*What you should do*:
Compute how many lines in the entries below contain "when", and output nothing but the number.

*Data excerpts*:
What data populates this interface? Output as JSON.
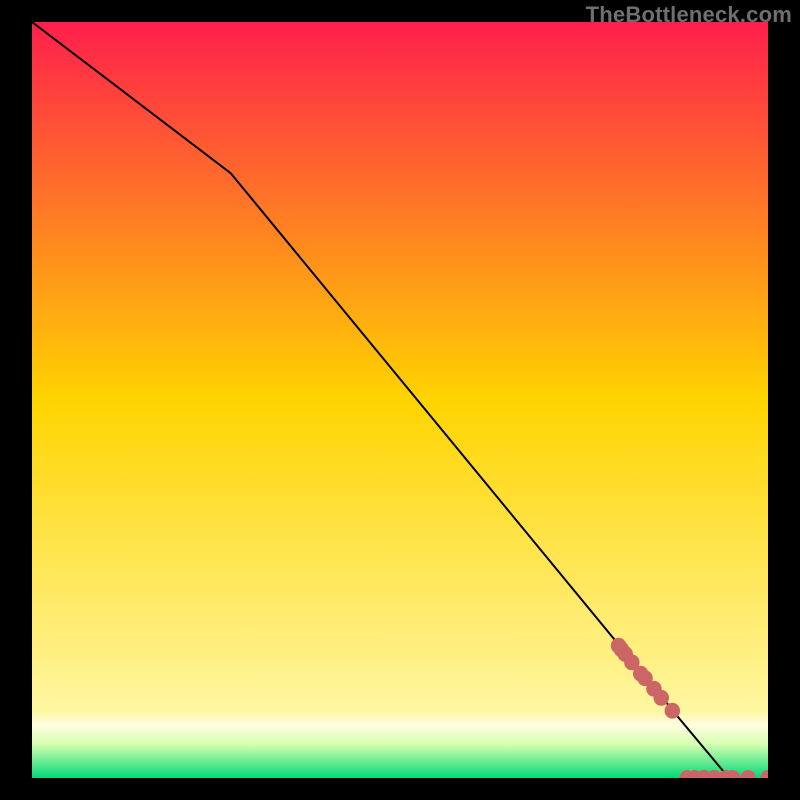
{
  "attribution": "TheBottleneck.com",
  "colors": {
    "frame": "#000000",
    "line": "#000000",
    "marker": "#cc6666",
    "gradient_top": "#ff1f4b",
    "gradient_mid": "#ffd400",
    "gradient_green_band_top": "#d7ffb0",
    "gradient_green": "#00d977"
  },
  "chart_data": {
    "type": "line",
    "title": "",
    "xlabel": "",
    "ylabel": "",
    "xlim": [
      0,
      100
    ],
    "ylim": [
      0,
      100
    ],
    "grid": false,
    "legend": false,
    "line_path": [
      {
        "x": 0,
        "y": 100
      },
      {
        "x": 27,
        "y": 80
      },
      {
        "x": 86,
        "y": 10.2
      },
      {
        "x": 88,
        "y": 7.8
      },
      {
        "x": 94.7,
        "y": 0.0
      }
    ],
    "markers": [
      {
        "x": 79.7,
        "y": 17.5
      },
      {
        "x": 80.1,
        "y": 17.0
      },
      {
        "x": 80.6,
        "y": 16.4
      },
      {
        "x": 81.5,
        "y": 15.3
      },
      {
        "x": 82.7,
        "y": 13.8
      },
      {
        "x": 83.3,
        "y": 13.2
      },
      {
        "x": 84.5,
        "y": 11.8
      },
      {
        "x": 85.5,
        "y": 10.6
      },
      {
        "x": 87.0,
        "y": 8.9
      },
      {
        "x": 89.0,
        "y": 0.0
      },
      {
        "x": 90.0,
        "y": 0.0
      },
      {
        "x": 91.3,
        "y": 0.0
      },
      {
        "x": 92.7,
        "y": 0.0
      },
      {
        "x": 94.3,
        "y": 0.0
      },
      {
        "x": 95.2,
        "y": 0.0
      },
      {
        "x": 97.3,
        "y": 0.0
      },
      {
        "x": 100.0,
        "y": 0.0
      }
    ]
  }
}
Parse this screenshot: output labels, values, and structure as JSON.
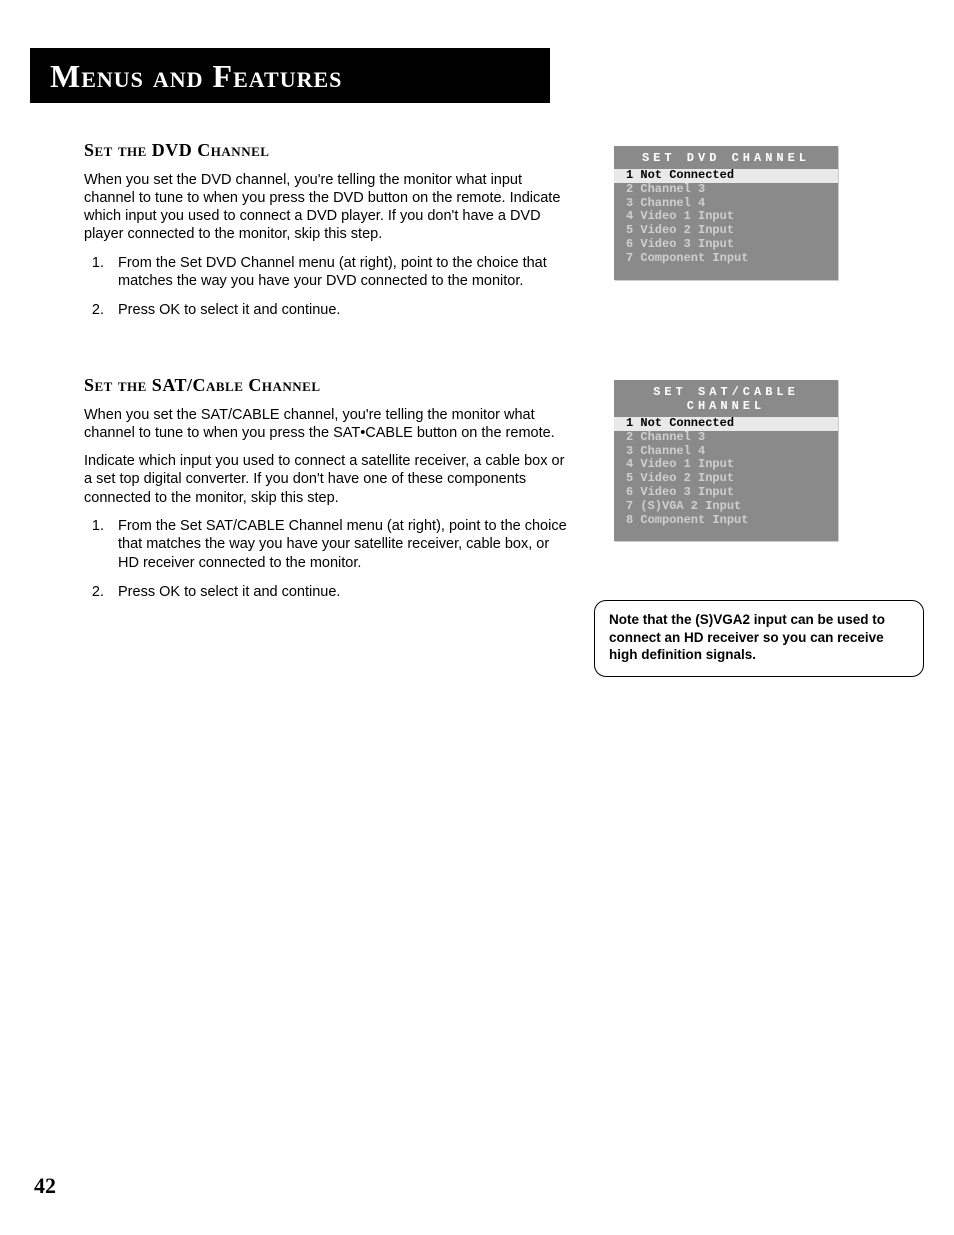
{
  "title": "Menus and Features",
  "page_number": "42",
  "dvd": {
    "heading": "Set the DVD Channel",
    "p1": "When you set the DVD channel, you're telling the monitor what input channel to tune to when you press the DVD button on the remote. Indicate which input you used to connect a DVD player. If you don't have a DVD player connected to the monitor, skip this step.",
    "step1": "From the Set DVD Channel menu (at right), point to the choice  that matches the way you have your DVD connected to the monitor.",
    "step2": "Press OK to select it and continue.",
    "menu": {
      "header": "SET DVD CHANNEL",
      "items": [
        "1 Not Connected",
        "2 Channel 3",
        "3 Channel 4",
        "4 Video 1 Input",
        "5 Video 2 Input",
        "6 Video 3 Input",
        "7 Component Input"
      ]
    }
  },
  "sat": {
    "heading": "Set the SAT/Cable Channel",
    "p1": "When you set the SAT/CABLE channel, you're telling the monitor what channel to tune to when you press the SAT•CABLE button on the remote.",
    "p2": "Indicate which input you used to connect a satellite receiver, a cable box or a set top digital converter. If you don't have one of these components connected to the monitor, skip this step.",
    "step1": "From the Set SAT/CABLE Channel menu (at right), point to the choice that matches the way you have your satellite receiver, cable box, or HD receiver connected to the monitor.",
    "step2": "Press OK to select it and continue.",
    "menu": {
      "header": "SET SAT/CABLE CHANNEL",
      "items": [
        "1 Not Connected",
        "2 Channel 3",
        "3 Channel 4",
        "4 Video 1 Input",
        "5 Video 2 Input",
        "6 Video 3 Input",
        "7 (S)VGA 2 Input",
        "8 Component Input"
      ]
    }
  },
  "note": "Note that the (S)VGA2 input can be used to connect an HD receiver so you can receive high definition signals."
}
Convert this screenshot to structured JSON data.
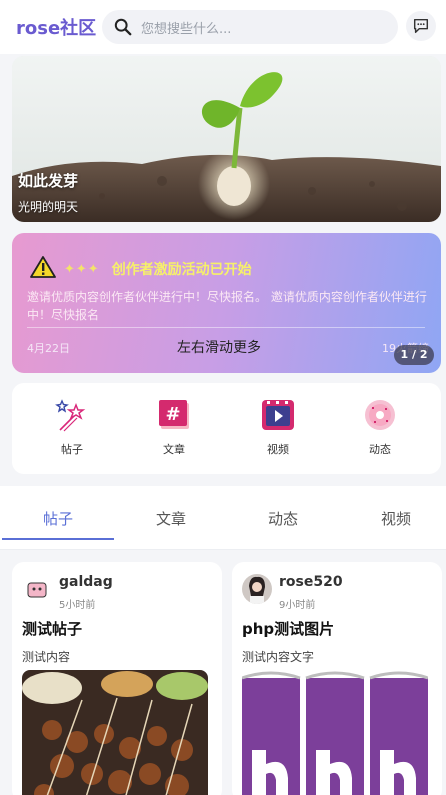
{
  "header": {
    "logo": "rose社区",
    "search_placeholder": "您想搜些什么...",
    "icons": [
      "search-icon",
      "message-icon"
    ]
  },
  "banner": {
    "title": "如此发芽",
    "subtitle": "光明的明天"
  },
  "notice": {
    "title": "创作者激励活动已开始",
    "body": "邀请优质内容创作者伙伴进行中！尽快报名。 邀请优质内容创作者伙伴进行中！尽快报名",
    "date_left": "4月22日",
    "swipe_hint": "左右滑动更多",
    "date_right": "19火箭缔",
    "pager": "1 / 2",
    "colors": {
      "title": "#f6f06a",
      "gradient_start": "#e79ad0",
      "gradient_end": "#8fa6f4"
    }
  },
  "quick_nav": [
    {
      "label": "帖子",
      "icon": "stars-wand-icon"
    },
    {
      "label": "文章",
      "icon": "hashtag-icon"
    },
    {
      "label": "视频",
      "icon": "video-play-icon"
    },
    {
      "label": "动态",
      "icon": "donut-icon"
    }
  ],
  "tabs": {
    "items": [
      "帖子",
      "文章",
      "动态",
      "视频"
    ],
    "active_index": 0,
    "accent": "#5a6fd6"
  },
  "posts": [
    {
      "author": "galdag",
      "time": "5小时前",
      "title": "测试帖子",
      "content": "测试内容"
    },
    {
      "author": "rose520",
      "time": "9小时前",
      "title": "php测试图片",
      "content": "测试内容文字"
    }
  ]
}
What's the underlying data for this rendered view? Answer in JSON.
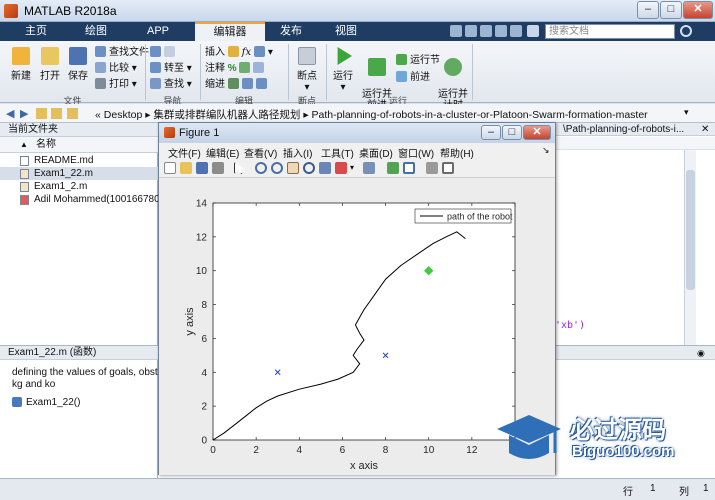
{
  "window": {
    "title": "MATLAB R2018a",
    "controls": {
      "minimize": "–",
      "maximize": "□",
      "close": "✕"
    }
  },
  "tabs": [
    {
      "label": "主页",
      "active": false
    },
    {
      "label": "绘图",
      "active": false
    },
    {
      "label": "APP",
      "active": false
    },
    {
      "label": "编辑器",
      "active": true
    },
    {
      "label": "发布",
      "active": false
    },
    {
      "label": "视图",
      "active": false
    }
  ],
  "search": {
    "placeholder": "搜索文档"
  },
  "ribbon": {
    "file": {
      "new": "新建",
      "open": "打开",
      "save": "保存",
      "find_files": "查找文件",
      "compare": "比较",
      "print": "打印",
      "group": "文件"
    },
    "navigate": {
      "goto": "转至",
      "find": "查找",
      "group": "导航"
    },
    "edit": {
      "insert": "插入",
      "fx": "fx",
      "comment": "注释",
      "comment_pct": "%",
      "indent": "缩进",
      "group": "编辑"
    },
    "breakpoints": {
      "label": "断点",
      "group": "断点"
    },
    "run": {
      "run": "运行",
      "run_advance": "运行并\n前进",
      "run_section": "运行节",
      "advance": "前进",
      "run_time": "运行并\n计时",
      "group": "运行"
    }
  },
  "address": {
    "prefix": "«",
    "path": [
      "Desktop",
      "集群或排群编队机器人路径规划",
      "Path-planning-of-robots-in-a-cluster-or-Platoon-Swarm-formation-master"
    ],
    "sep": "▸"
  },
  "folder_panel": {
    "header": "当前文件夹",
    "column": "名称",
    "sort": "▲",
    "files": [
      {
        "name": "README.md",
        "selected": false
      },
      {
        "name": "Exam1_22.m",
        "selected": true
      },
      {
        "name": "Exam1_2.m",
        "selected": false
      },
      {
        "name": "Adil Mohammed(1001667808)",
        "selected": false
      }
    ]
  },
  "details_panel": {
    "header": "Exam1_22.m  (函数)",
    "description": [
      "defining the values of goals, obstac",
      "kg and ko"
    ],
    "function_item": "Exam1_22()"
  },
  "editor": {
    "tab_path": "\\Path-planning-of-robots-i...",
    "code_fragment": "'xb')"
  },
  "status": {
    "row_label": "行",
    "row": "1",
    "col_label": "列",
    "col": "1"
  },
  "figure": {
    "title": "Figure 1",
    "menu": [
      "文件(F)",
      "编辑(E)",
      "查看(V)",
      "插入(I)",
      "工具(T)",
      "桌面(D)",
      "窗口(W)",
      "帮助(H)"
    ]
  },
  "watermark": {
    "title": "必过源码",
    "url": "Biguo100.com"
  },
  "chart_data": {
    "type": "line",
    "title": "",
    "xlabel": "x axis",
    "ylabel": "y axis",
    "xlim": [
      0,
      14
    ],
    "ylim": [
      0,
      14
    ],
    "xticks": [
      0,
      2,
      4,
      6,
      8,
      10,
      12,
      14
    ],
    "yticks": [
      0,
      2,
      4,
      6,
      8,
      10,
      12,
      14
    ],
    "grid": false,
    "legend_position": "top-right",
    "series": [
      {
        "name": "path of the robot",
        "color": "#000000",
        "x": [
          0,
          0.5,
          1.0,
          1.5,
          2.0,
          2.5,
          3.0,
          4.0,
          5.0,
          5.8,
          6.5,
          6.8,
          6.5,
          6.7,
          7.0,
          6.8,
          6.6,
          7.0,
          7.5,
          8.0,
          8.7,
          9.5,
          10.2,
          10.8,
          11.3,
          11.7
        ],
        "y": [
          0,
          0.4,
          0.9,
          1.4,
          1.9,
          2.3,
          2.6,
          3.0,
          3.3,
          3.6,
          4.0,
          4.5,
          5.0,
          5.4,
          5.9,
          6.3,
          6.8,
          7.7,
          8.6,
          9.5,
          10.3,
          11.0,
          11.6,
          12.0,
          12.3,
          11.9
        ]
      }
    ],
    "markers": [
      {
        "x": 3,
        "y": 4,
        "symbol": "x",
        "color": "#2a3fcf"
      },
      {
        "x": 8,
        "y": 5,
        "symbol": "x",
        "color": "#2a3fcf"
      },
      {
        "x": 10,
        "y": 10,
        "symbol": "diamond",
        "color": "#44cc44"
      }
    ]
  }
}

*Task solution*:
2